• STATED GOAL: All of the material below is to be restated word for word, apart from the pictures.

(Records from a collection)
======
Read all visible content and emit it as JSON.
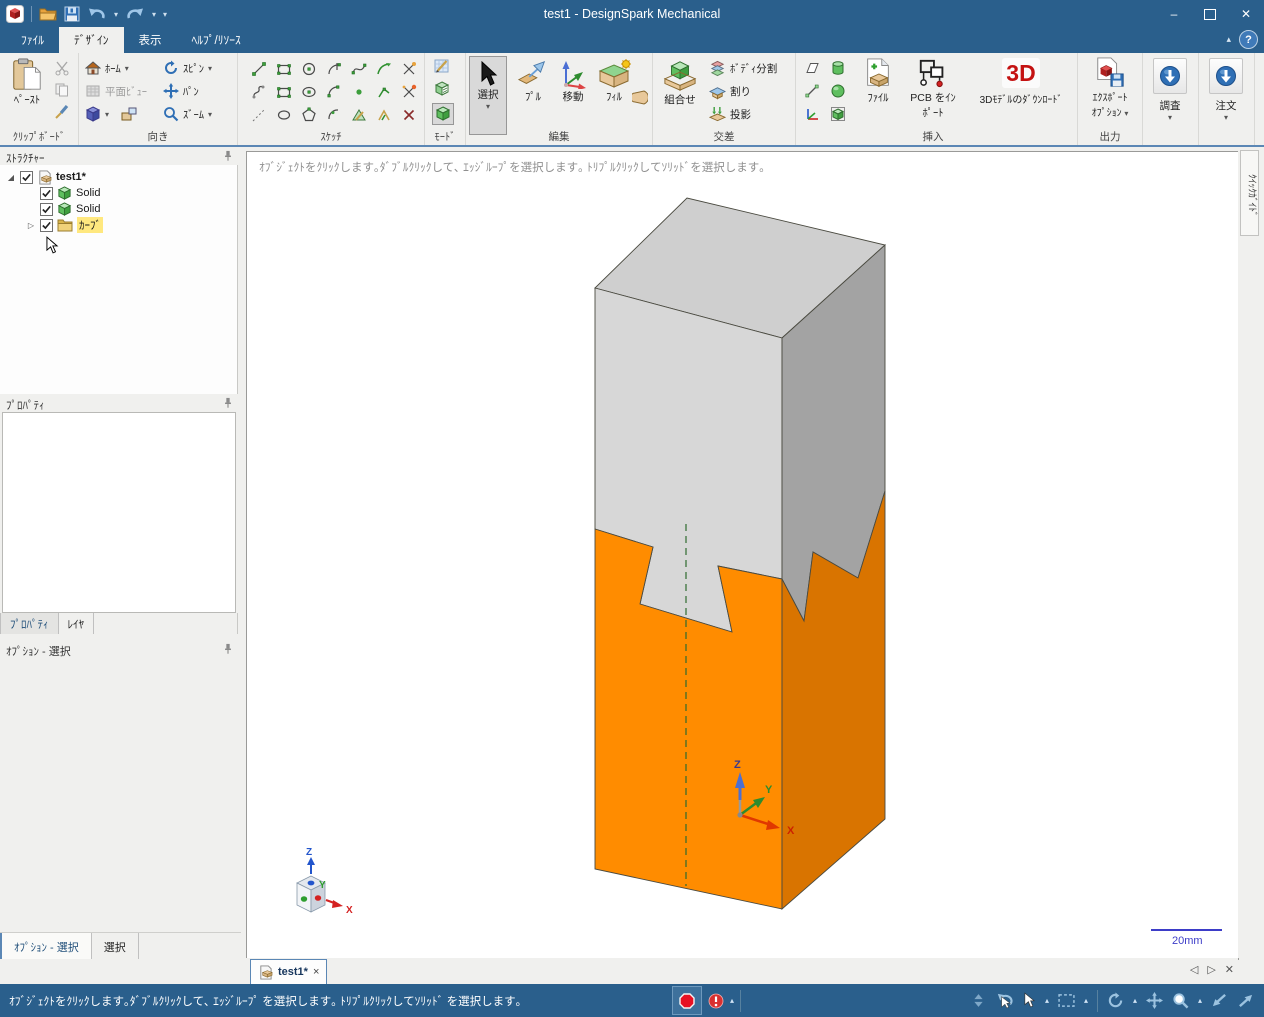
{
  "window": {
    "title": "test1 - DesignSpark Mechanical"
  },
  "titlebar_icons": [
    "app-logo",
    "open-folder",
    "save",
    "undo",
    "redo",
    "customize-quick-access"
  ],
  "menu_tabs": [
    {
      "label": "ﾌｧｲﾙ",
      "active": false
    },
    {
      "label": "ﾃﾞｻﾞｲﾝ",
      "active": true
    },
    {
      "label": "表示",
      "active": false
    },
    {
      "label": "ﾍﾙﾌﾟ/ﾘｿｰｽ",
      "active": false
    }
  ],
  "ribbon": {
    "clipboard": {
      "group_label": "ｸﾘｯﾌﾟﾎﾞｰﾄﾞ",
      "paste": "ﾍﾟｰｽﾄ"
    },
    "orientation": {
      "group_label": "向き",
      "home": "ﾎｰﾑ",
      "spin": "ｽﾋﾟﾝ",
      "plan_view": "平面ﾋﾞｭｰ",
      "pan": "ﾊﾟﾝ",
      "zoom": "ｽﾞｰﾑ"
    },
    "sketch": {
      "group_label": "ｽｹｯﾁ",
      "icons": [
        "line",
        "rectangle",
        "circle",
        "tangent-arc",
        "spline",
        "sweep-arc",
        "trim",
        "curve",
        "rounded-rectangle",
        "ellipse",
        "arc",
        "point",
        "bend",
        "split-curve",
        "construction-line",
        "filled-ellipse",
        "polygon",
        "three-point-arc",
        "sketch-plane",
        "offset-curve",
        "delete-curve"
      ]
    },
    "mode": {
      "group_label": "ﾓｰﾄﾞ",
      "icons": [
        "sketch-mode",
        "section-mode",
        "solid-mode"
      ],
      "selected": "solid-mode"
    },
    "edit": {
      "group_label": "編集",
      "select": "選択",
      "pull": "ﾌﾟﾙ",
      "move": "移動",
      "fill": "ﾌｨﾙ"
    },
    "intersect": {
      "group_label": "交差",
      "combine": "組合せ",
      "split_body": "ﾎﾞﾃﾞｨ分割",
      "split": "割り",
      "project": "投影"
    },
    "insert": {
      "group_label": "挿入",
      "file": "ﾌｧｲﾙ",
      "pcb_line1": "PCB をｲﾝ",
      "pcb_line2": "ﾎﾟｰﾄ",
      "download_3d": "3Dﾓﾃﾞﾙのﾀﾞｳﾝﾛｰﾄﾞ",
      "logo_3d": "3D",
      "small_icons": [
        "plane",
        "line-3d",
        "axes",
        "cylinder",
        "sphere",
        "shell"
      ]
    },
    "output": {
      "group_label": "出力",
      "export": "ｴｸｽﾎﾟｰﾄ",
      "options": "ｵﾌﾟｼｮﾝ"
    },
    "investigate": {
      "label": "調査"
    },
    "order": {
      "label": "注文"
    }
  },
  "structure": {
    "title": "ｽﾄﾗｸﾁｬｰ",
    "items": [
      {
        "label": "test1*",
        "type": "design",
        "checked": true,
        "expanded": true
      },
      {
        "label": "Solid",
        "type": "solid",
        "checked": true
      },
      {
        "label": "Solid",
        "type": "solid",
        "checked": true
      },
      {
        "label": "ｶｰﾌﾞ",
        "type": "curves-folder",
        "checked": true,
        "highlighted": true
      }
    ]
  },
  "properties": {
    "title": "ﾌﾟﾛﾊﾟﾃｨ",
    "tabs": [
      {
        "label": "ﾌﾟﾛﾊﾟﾃｨ",
        "active": true
      },
      {
        "label": "ﾚｲﾔ",
        "active": false
      }
    ]
  },
  "options_panel": {
    "title": "ｵﾌﾟｼｮﾝ - 選択"
  },
  "bottom_left_tabs": [
    {
      "label": "ｵﾌﾟｼｮﾝ - 選択",
      "active": true
    },
    {
      "label": "選択",
      "active": false
    }
  ],
  "doc_tab": {
    "label": "test1*"
  },
  "viewport": {
    "hint": "ｵﾌﾞｼﾞｪｸﾄをｸﾘｯｸします｡ﾀﾞﾌﾞﾙｸﾘｯｸして､ ｴｯｼﾞﾙｰﾌﾟを選択します｡ ﾄﾘﾌﾟﾙｸﾘｯｸしてｿﾘｯﾄﾞを選択します｡",
    "scale_label": "20mm",
    "quick_guide_tab": "ｸｲｯｸｶﾞｲﾄﾞ",
    "axis_labels": {
      "x": "X",
      "y": "Y",
      "z": "Z"
    }
  },
  "status_bar": {
    "message": "ｵﾌﾞｼﾞｪｸﾄをｸﾘｯｸします｡ﾀﾞﾌﾞﾙｸﾘｯｸして､ ｴｯｼﾞﾙｰﾌﾟ を選択します｡ ﾄﾘﾌﾟﾙｸﾘｯｸしてｿﾘｯﾄﾞ を選択します｡"
  },
  "icons": {
    "minimize": "–",
    "close": "✕",
    "help": "?",
    "dropdown": "▾",
    "dropdown_up": "▴",
    "collapse_ribbon": "▴",
    "expanded_node": "◢",
    "collapsed_node": "▷",
    "tab_scroll_left": "◁",
    "tab_scroll_right": "▷",
    "tab_close": "✕",
    "doc_tab_close": "×"
  },
  "colors": {
    "titlebar": "#2a5f8c",
    "ribbon_bg": "#f0f0ee",
    "accent_border": "#5b87b5",
    "tree_highlight": "#ffe87f",
    "model_gray_front": "#d7d7d7",
    "model_gray_side": "#a3a3a3",
    "model_gray_top": "#cfcfcf",
    "model_orange_front": "#ff8c00",
    "model_orange_side": "#d97400",
    "scale_blue": "#3d3dc8",
    "status_icon_blue": "#9cc3e0"
  }
}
======
• SOLUTION TO THE PROBLEM:
Read all visible content and emit it as JSON.
{
  "window": {
    "title": "test1 - DesignSpark Mechanical"
  },
  "titlebar_icons": [
    "app-logo",
    "open-folder",
    "save",
    "undo",
    "redo",
    "customize-quick-access"
  ],
  "menu_tabs": [
    {
      "label": "ﾌｧｲﾙ",
      "active": false
    },
    {
      "label": "ﾃﾞｻﾞｲﾝ",
      "active": true
    },
    {
      "label": "表示",
      "active": false
    },
    {
      "label": "ﾍﾙﾌﾟ/ﾘｿｰｽ",
      "active": false
    }
  ],
  "ribbon": {
    "clipboard": {
      "group_label": "ｸﾘｯﾌﾟﾎﾞｰﾄﾞ",
      "paste": "ﾍﾟｰｽﾄ"
    },
    "orientation": {
      "group_label": "向き",
      "home": "ﾎｰﾑ",
      "spin": "ｽﾋﾟﾝ",
      "plan_view": "平面ﾋﾞｭｰ",
      "pan": "ﾊﾟﾝ",
      "zoom": "ｽﾞｰﾑ"
    },
    "sketch": {
      "group_label": "ｽｹｯﾁ",
      "icons": [
        "line",
        "rectangle",
        "circle",
        "tangent-arc",
        "spline",
        "sweep-arc",
        "trim",
        "curve",
        "rounded-rectangle",
        "ellipse",
        "arc",
        "point",
        "bend",
        "split-curve",
        "construction-line",
        "filled-ellipse",
        "polygon",
        "three-point-arc",
        "sketch-plane",
        "offset-curve",
        "delete-curve"
      ]
    },
    "mode": {
      "group_label": "ﾓｰﾄﾞ",
      "icons": [
        "sketch-mode",
        "section-mode",
        "solid-mode"
      ],
      "selected": "solid-mode"
    },
    "edit": {
      "group_label": "編集",
      "select": "選択",
      "pull": "ﾌﾟﾙ",
      "move": "移動",
      "fill": "ﾌｨﾙ"
    },
    "intersect": {
      "group_label": "交差",
      "combine": "組合せ",
      "split_body": "ﾎﾞﾃﾞｨ分割",
      "split": "割り",
      "project": "投影"
    },
    "insert": {
      "group_label": "挿入",
      "file": "ﾌｧｲﾙ",
      "pcb_line1": "PCB をｲﾝ",
      "pcb_line2": "ﾎﾟｰﾄ",
      "download_3d": "3Dﾓﾃﾞﾙのﾀﾞｳﾝﾛｰﾄﾞ",
      "logo_3d": "3D",
      "small_icons": [
        "plane",
        "line-3d",
        "axes",
        "cylinder",
        "sphere",
        "shell"
      ]
    },
    "output": {
      "group_label": "出力",
      "export": "ｴｸｽﾎﾟｰﾄ",
      "options": "ｵﾌﾟｼｮﾝ"
    },
    "investigate": {
      "label": "調査"
    },
    "order": {
      "label": "注文"
    }
  },
  "structure": {
    "title": "ｽﾄﾗｸﾁｬｰ",
    "items": [
      {
        "label": "test1*",
        "type": "design",
        "checked": true,
        "expanded": true
      },
      {
        "label": "Solid",
        "type": "solid",
        "checked": true
      },
      {
        "label": "Solid",
        "type": "solid",
        "checked": true
      },
      {
        "label": "ｶｰﾌﾞ",
        "type": "curves-folder",
        "checked": true,
        "highlighted": true
      }
    ]
  },
  "properties": {
    "title": "ﾌﾟﾛﾊﾟﾃｨ",
    "tabs": [
      {
        "label": "ﾌﾟﾛﾊﾟﾃｨ",
        "active": true
      },
      {
        "label": "ﾚｲﾔ",
        "active": false
      }
    ]
  },
  "options_panel": {
    "title": "ｵﾌﾟｼｮﾝ - 選択"
  },
  "bottom_left_tabs": [
    {
      "label": "ｵﾌﾟｼｮﾝ - 選択",
      "active": true
    },
    {
      "label": "選択",
      "active": false
    }
  ],
  "doc_tab": {
    "label": "test1*"
  },
  "viewport": {
    "hint": "ｵﾌﾞｼﾞｪｸﾄをｸﾘｯｸします｡ﾀﾞﾌﾞﾙｸﾘｯｸして､ ｴｯｼﾞﾙｰﾌﾟを選択します｡ ﾄﾘﾌﾟﾙｸﾘｯｸしてｿﾘｯﾄﾞを選択します｡",
    "scale_label": "20mm",
    "quick_guide_tab": "ｸｲｯｸｶﾞｲﾄﾞ",
    "axis_labels": {
      "x": "X",
      "y": "Y",
      "z": "Z"
    }
  },
  "status_bar": {
    "message": "ｵﾌﾞｼﾞｪｸﾄをｸﾘｯｸします｡ﾀﾞﾌﾞﾙｸﾘｯｸして､ ｴｯｼﾞﾙｰﾌﾟ を選択します｡ ﾄﾘﾌﾟﾙｸﾘｯｸしてｿﾘｯﾄﾞ を選択します｡"
  },
  "icons": {
    "minimize": "–",
    "close": "✕",
    "help": "?",
    "dropdown": "▾",
    "dropdown_up": "▴",
    "collapse_ribbon": "▴",
    "expanded_node": "◢",
    "collapsed_node": "▷",
    "tab_scroll_left": "◁",
    "tab_scroll_right": "▷",
    "tab_close": "✕",
    "doc_tab_close": "×"
  },
  "colors": {
    "titlebar": "#2a5f8c",
    "ribbon_bg": "#f0f0ee",
    "accent_border": "#5b87b5",
    "tree_highlight": "#ffe87f",
    "model_gray_front": "#d7d7d7",
    "model_gray_side": "#a3a3a3",
    "model_gray_top": "#cfcfcf",
    "model_orange_front": "#ff8c00",
    "model_orange_side": "#d97400",
    "scale_blue": "#3d3dc8",
    "status_icon_blue": "#9cc3e0"
  }
}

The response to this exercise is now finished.